*GIVEN REQUEST*: Your task is to copy each line that has the word "spike".

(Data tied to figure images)
..............................
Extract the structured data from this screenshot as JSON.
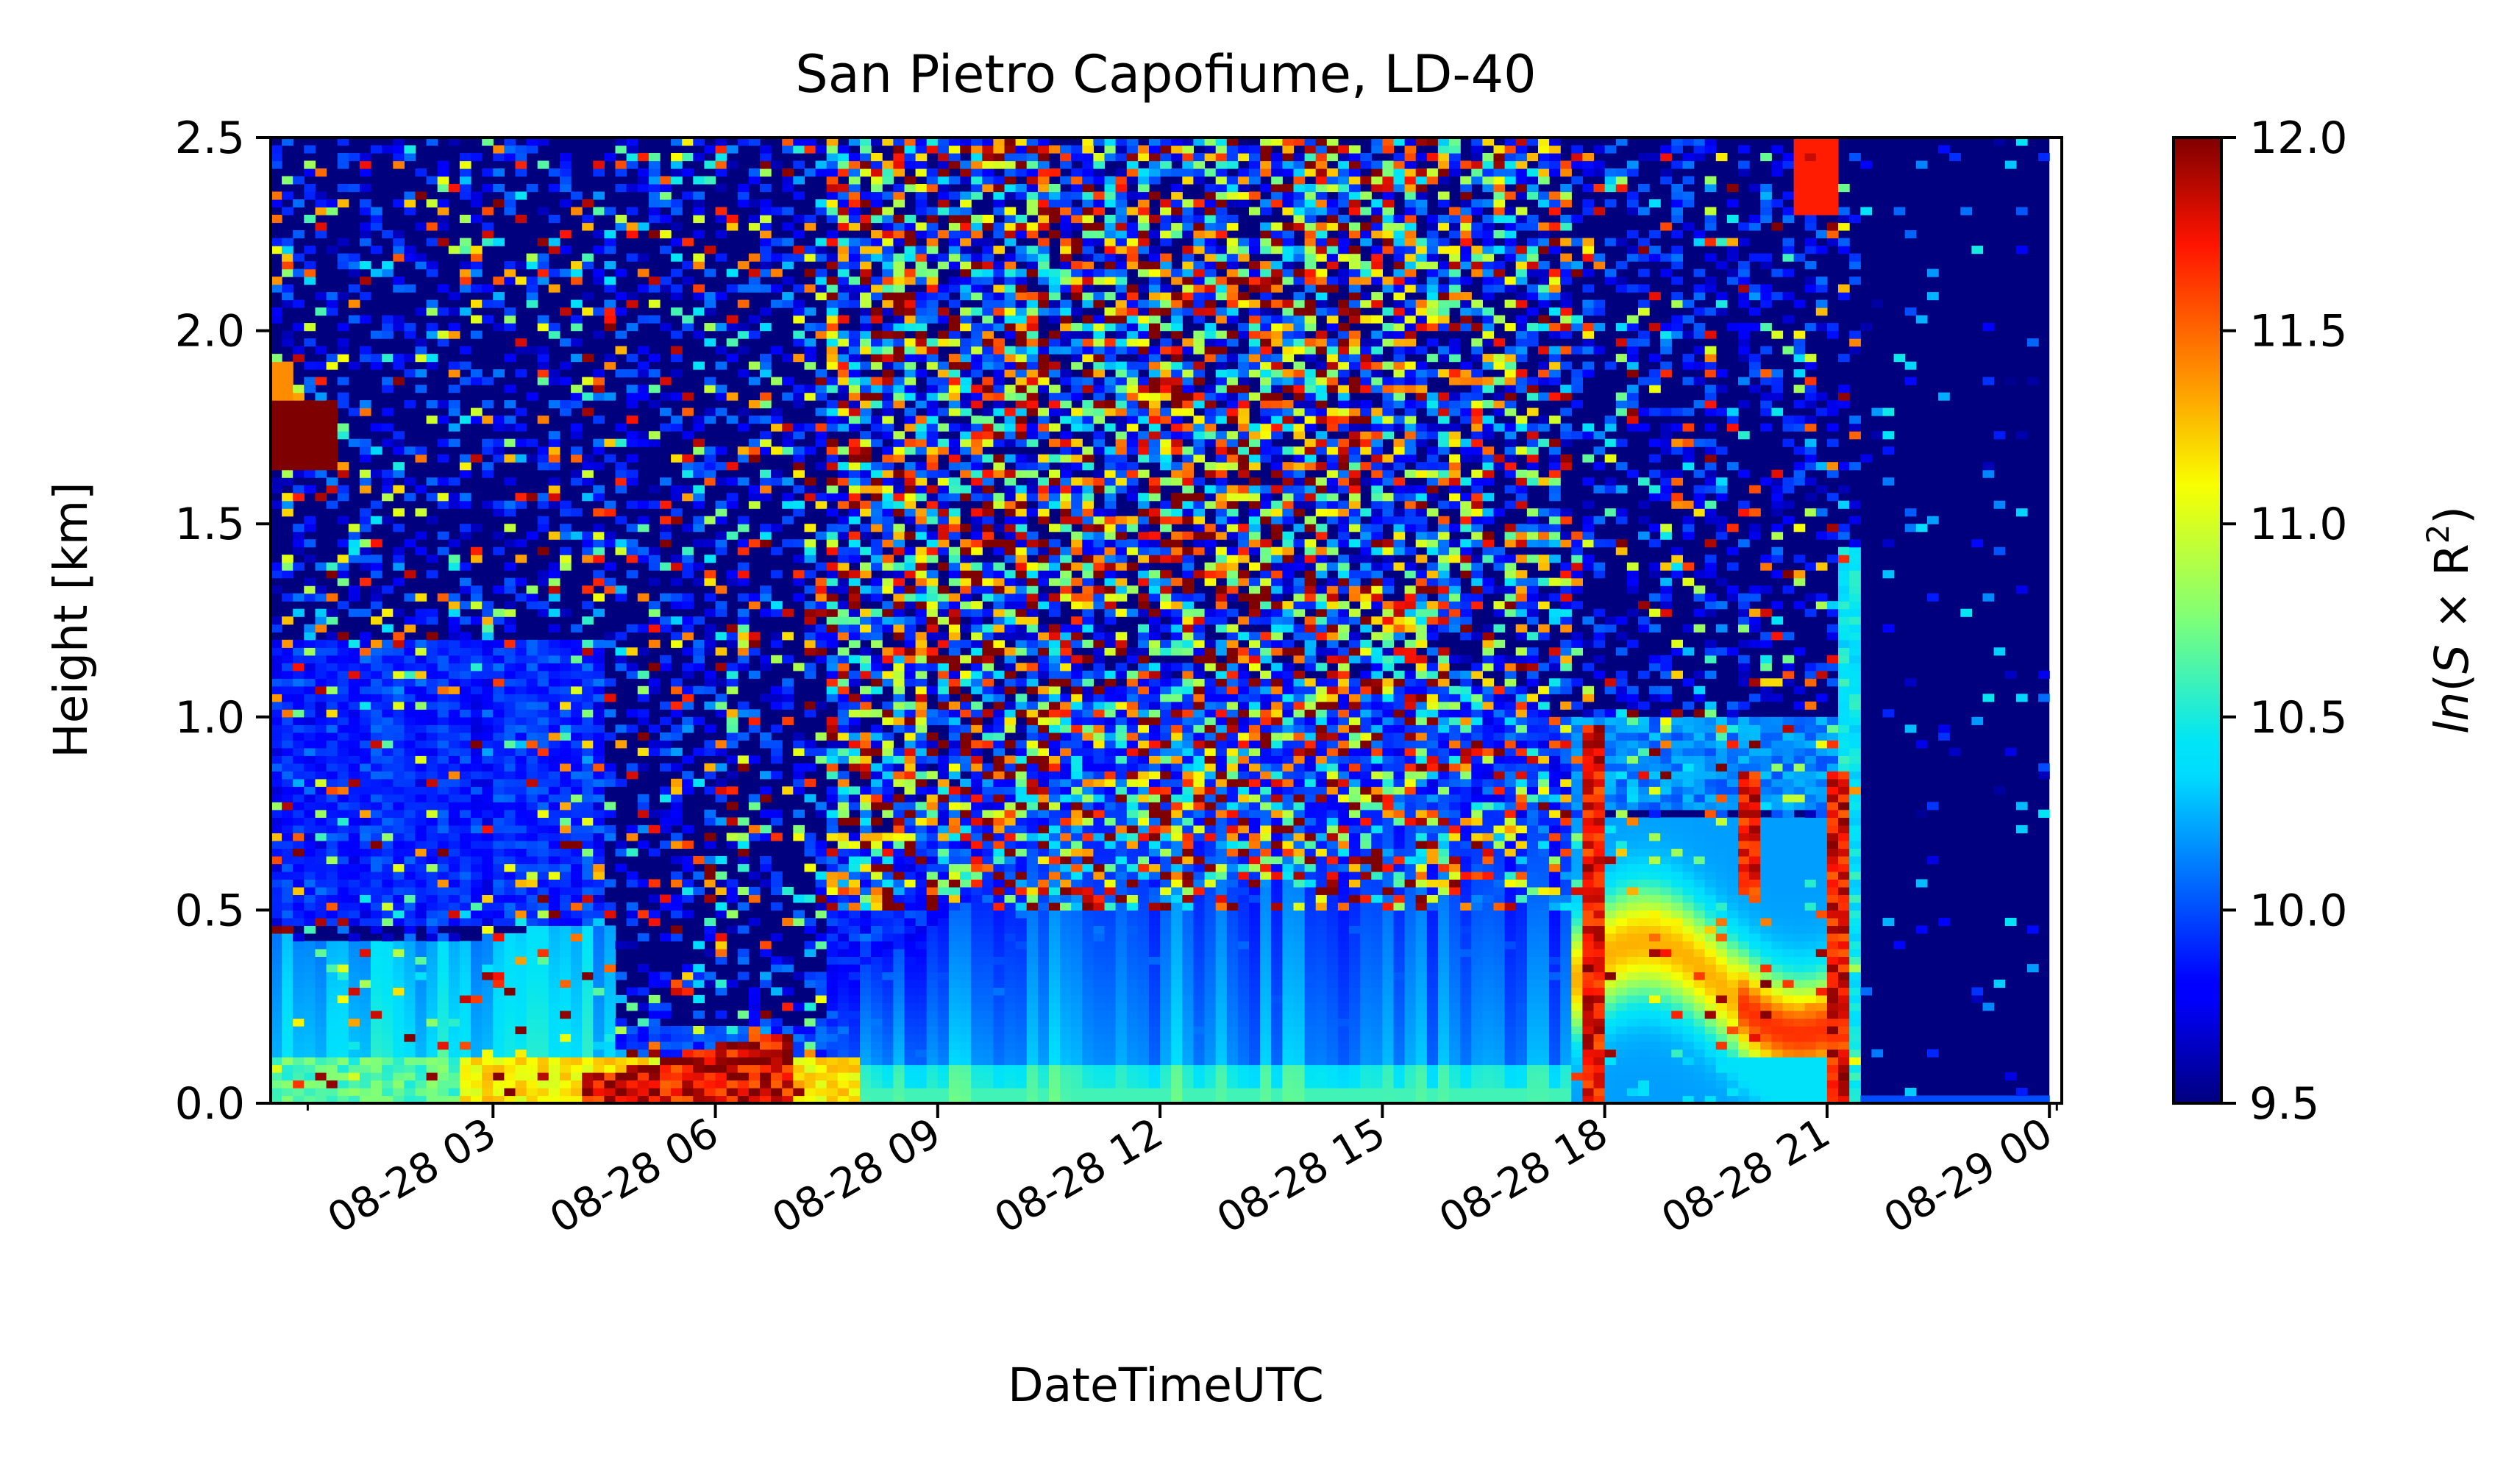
{
  "chart_data": {
    "type": "heatmap",
    "title": "San Pietro Capofiume, LD-40",
    "xlabel": "DateTimeUTC",
    "ylabel": "Height [km]",
    "colorbar_label": "ln(S × R²)",
    "colorbar_label_parts": {
      "func": "ln",
      "open": "(",
      "var": "S",
      "times": " × ",
      "base": "R",
      "sup": "2",
      "close": ")"
    },
    "colormap": "jet",
    "xlim": [
      "08-28 00:00",
      "08-29 00:10"
    ],
    "ylim": [
      0.0,
      2.5
    ],
    "clim": [
      9.5,
      12.0
    ],
    "x_ticks": [
      "08-28 03",
      "08-28 06",
      "08-28 09",
      "08-28 12",
      "08-28 15",
      "08-28 18",
      "08-28 21",
      "08-29 00"
    ],
    "x_tick_hours": [
      3,
      6,
      9,
      12,
      15,
      18,
      21,
      24
    ],
    "y_ticks": [
      "0.0",
      "0.5",
      "1.0",
      "1.5",
      "2.0",
      "2.5"
    ],
    "y_tick_values": [
      0.0,
      0.5,
      1.0,
      1.5,
      2.0,
      2.5
    ],
    "colorbar_ticks": [
      "9.5",
      "10.0",
      "10.5",
      "11.0",
      "11.5",
      "12.0"
    ],
    "colorbar_tick_values": [
      9.5,
      10.0,
      10.5,
      11.0,
      11.5,
      12.0
    ],
    "data_end_hour": 24.0,
    "columns_approx": 160,
    "features": [
      {
        "name": "residual-layer",
        "hours": [
          0.0,
          8.0
        ],
        "height_km": [
          0.05,
          0.45
        ],
        "value": 10.3
      },
      {
        "name": "surface-layer",
        "hours": [
          0.0,
          7.2
        ],
        "height_km": [
          0.0,
          0.12
        ],
        "value": 10.6
      },
      {
        "name": "nocturnal-surface-maximum",
        "hours": [
          4.2,
          7.0
        ],
        "height_km": [
          0.02,
          0.18
        ],
        "value": 12.0
      },
      {
        "name": "early-high-layer",
        "hours": [
          0.0,
          0.9
        ],
        "height_km": [
          1.65,
          1.82
        ],
        "value": 12.0
      },
      {
        "name": "convective-boundary-layer",
        "hours": [
          7.5,
          17.5
        ],
        "height_km": [
          0.0,
          1.0
        ],
        "value": 10.1
      },
      {
        "name": "evening-aerosol-layer",
        "hours": [
          17.5,
          21.2
        ],
        "height_km": [
          0.1,
          0.7
        ],
        "value": 11.3
      },
      {
        "name": "evening-spike-18",
        "hours": [
          17.7,
          18.0
        ],
        "height_km": [
          0.0,
          0.98
        ],
        "value": 12.0
      },
      {
        "name": "evening-spike-20",
        "hours": [
          19.8,
          20.1
        ],
        "height_km": [
          0.55,
          0.85
        ],
        "value": 11.9
      },
      {
        "name": "evening-spike-21",
        "hours": [
          21.0,
          21.25
        ],
        "height_km": [
          0.0,
          0.85
        ],
        "value": 12.0
      },
      {
        "name": "late-clear-period",
        "hours": [
          21.3,
          24.0
        ],
        "height_km": [
          0.0,
          2.5
        ],
        "value": 9.5
      }
    ]
  }
}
..............................
*COMPLETED EXERCISE*:
        "name": "evening-spike-18",
        "name": "evening-spike-20",
        "name": "evening-spike-21",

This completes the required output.